-- Written request --
Retype the part of the call transcript from "And more or" up to and including "Please go ahead.".

━━━━━ Selection ━━━━━

The answer is, I think it's they're not all book munched in one place, if that's the question. So I think it pretty much tells us what's going on in the 70,000 acres. There's some variability, most of the variability you might see in the results, you might have a mechanical problem or something like that, especially some of the earlier wells where we had some mechanical problems and so you'll see more variation that probably exists. There's some variation and there's some current wells are I think we're as we've got the laterals longer, because we have more confidence in our ability to not to mess up the well, We're getting better results. So generally speaking, I would view over time that these averages would get better, not worse.

It's a lot of locations if you're going to run-in one break. It would be more entertaining if I were 40 rather than 75.

Speaker 6

So good stuff though. Great. And then on the 2021 commentary that you gave in your prepared remarks, at 42, you don't break the rule, you grow production. I guess just wanted to clarify that, that kind of year over year growth, exit to exit growth. And then if I kind of heard you right, Steve, it sounds like that contemplates a Giddings rig, some Karnes operated DUCs and then some amount of Karnes non op, is that kind of the main inputs there?

Speaker 3

Yes. It would be 4th quarter over the growth from the 4th quarter, where we exit. So that will be up from the 3rd quarter. So that's sort of what we think. So you'll have the non op in Karnes, completion of the DUCs in Karnes and then 1 or 1.5 rigs in Giddings.

Okay. Got it. At this 42 sort of There's a pretty Chris showed it in one of the slides. I mean, there's actually the cash costs are not that great. I mean, you got to generate a fairly wide cash margin here.

And more or less the DD and A rig after the write down is pretty much our finding cost. Maybe it's a little high to the finding costs, but it's sort of in that area. So the financial statements, I think, pretty accurately reflect what's going on, at least for a little while. They don't usually over time, but right now they're reflecting what's pretty accurately what's going on.

Speaker 6

Got it. Understood. I appreciate the details in the time guys.

Speaker 1

And our next question today comes from Steven Becker with KeyBanc. Please go ahead.

━━━━━ Dataset ━━━━━

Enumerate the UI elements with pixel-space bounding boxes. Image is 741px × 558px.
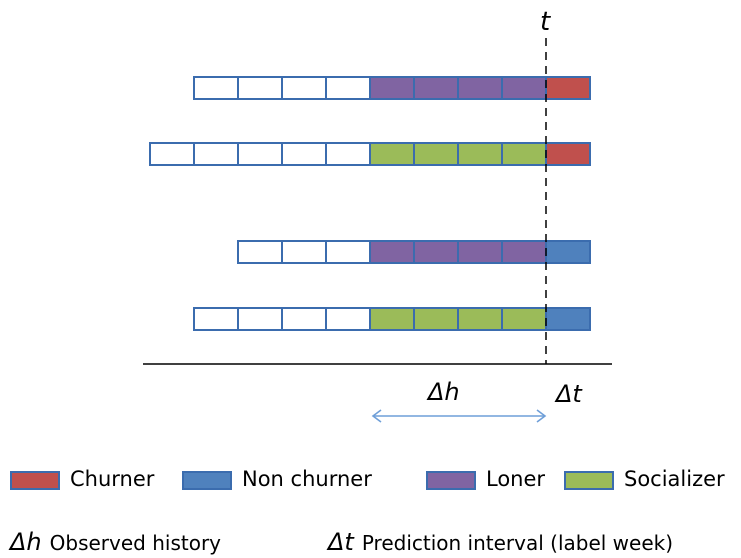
- empty-week-cell: [325, 142, 371, 166]
- socializer-week-cell: [413, 142, 459, 166]
- definition-interval: Δt Prediction interval (label week): [328, 528, 673, 558]
- non-churner-swatch: [182, 471, 232, 490]
- socializer-swatch: [564, 471, 614, 490]
- user-row: [237, 240, 591, 264]
- loner-week-cell: [501, 76, 547, 100]
- empty-week-cell: [237, 142, 283, 166]
- definition-history-label: Observed history: [49, 531, 222, 555]
- loner-week-cell: [457, 76, 503, 100]
- legend-label-socializer: Socializer: [624, 467, 725, 491]
- empty-week-cell: [325, 307, 371, 331]
- socializer-week-cell: [457, 307, 503, 331]
- time-label: t: [540, 7, 551, 37]
- loner-week-cell: [457, 240, 503, 264]
- user-row: [193, 76, 591, 100]
- loner-week-cell: [413, 240, 459, 264]
- empty-week-cell: [149, 142, 195, 166]
- socializer-week-cell: [369, 142, 415, 166]
- history-arrow: [371, 409, 547, 423]
- empty-week-cell: [237, 240, 283, 264]
- loner-week-cell: [369, 240, 415, 264]
- loner-week-cell: [501, 240, 547, 264]
- empty-week-cell: [325, 240, 371, 264]
- history-label: Δh: [426, 378, 460, 406]
- empty-week-cell: [281, 240, 327, 264]
- legend-label-loner: Loner: [486, 467, 546, 491]
- loner-swatch: [426, 471, 476, 490]
- socializer-week-cell: [369, 307, 415, 331]
- empty-week-cell: [237, 307, 283, 331]
- empty-week-cell: [281, 76, 327, 100]
- empty-week-cell: [193, 307, 239, 331]
- empty-week-cell: [193, 142, 239, 166]
- empty-week-cell: [281, 307, 327, 331]
- user-rows: [149, 76, 591, 331]
- empty-week-cell: [325, 76, 371, 100]
- user-row: [149, 142, 591, 166]
- churner-swatch: [10, 471, 60, 490]
- definition-history: Δh Observed history: [10, 528, 221, 558]
- definition-interval-symbol: Δt: [328, 528, 354, 556]
- label-week-cell: [545, 240, 591, 264]
- definition-history-symbol: Δh: [10, 528, 42, 556]
- loner-week-cell: [413, 76, 459, 100]
- label-week-cell: [545, 307, 591, 331]
- loner-week-cell: [369, 76, 415, 100]
- label-week-cell: [545, 76, 591, 100]
- socializer-week-cell: [501, 142, 547, 166]
- socializer-week-cell: [457, 142, 503, 166]
- definition-interval-label: Prediction interval (label week): [361, 531, 674, 555]
- legend-label-non-churner: Non churner: [242, 467, 372, 491]
- timeline-diagram: t Δh Δt: [143, 7, 612, 423]
- empty-week-cell: [281, 142, 327, 166]
- empty-week-cell: [237, 76, 283, 100]
- socializer-week-cell: [413, 307, 459, 331]
- label-week-cell: [545, 142, 591, 166]
- legend-label-churner: Churner: [70, 467, 155, 491]
- interval-label: Δt: [554, 380, 583, 408]
- user-row: [193, 307, 591, 331]
- socializer-week-cell: [501, 307, 547, 331]
- empty-week-cell: [193, 76, 239, 100]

━━━━━

-- Answer to the exercise --
And more or less the DD and A rig after the write down is pretty much our finding cost. Maybe it's a little high to the finding costs, but it's sort of in that area. So the financial statements, I think, pretty accurately reflect what's going on, at least for a little while. They don't usually over time, but right now they're reflecting what's pretty accurately what's going on.

Speaker 6

Got it. Understood. I appreciate the details in the time guys.

Speaker 1

And our next question today comes from Steven Becker with KeyBanc. Please go ahead.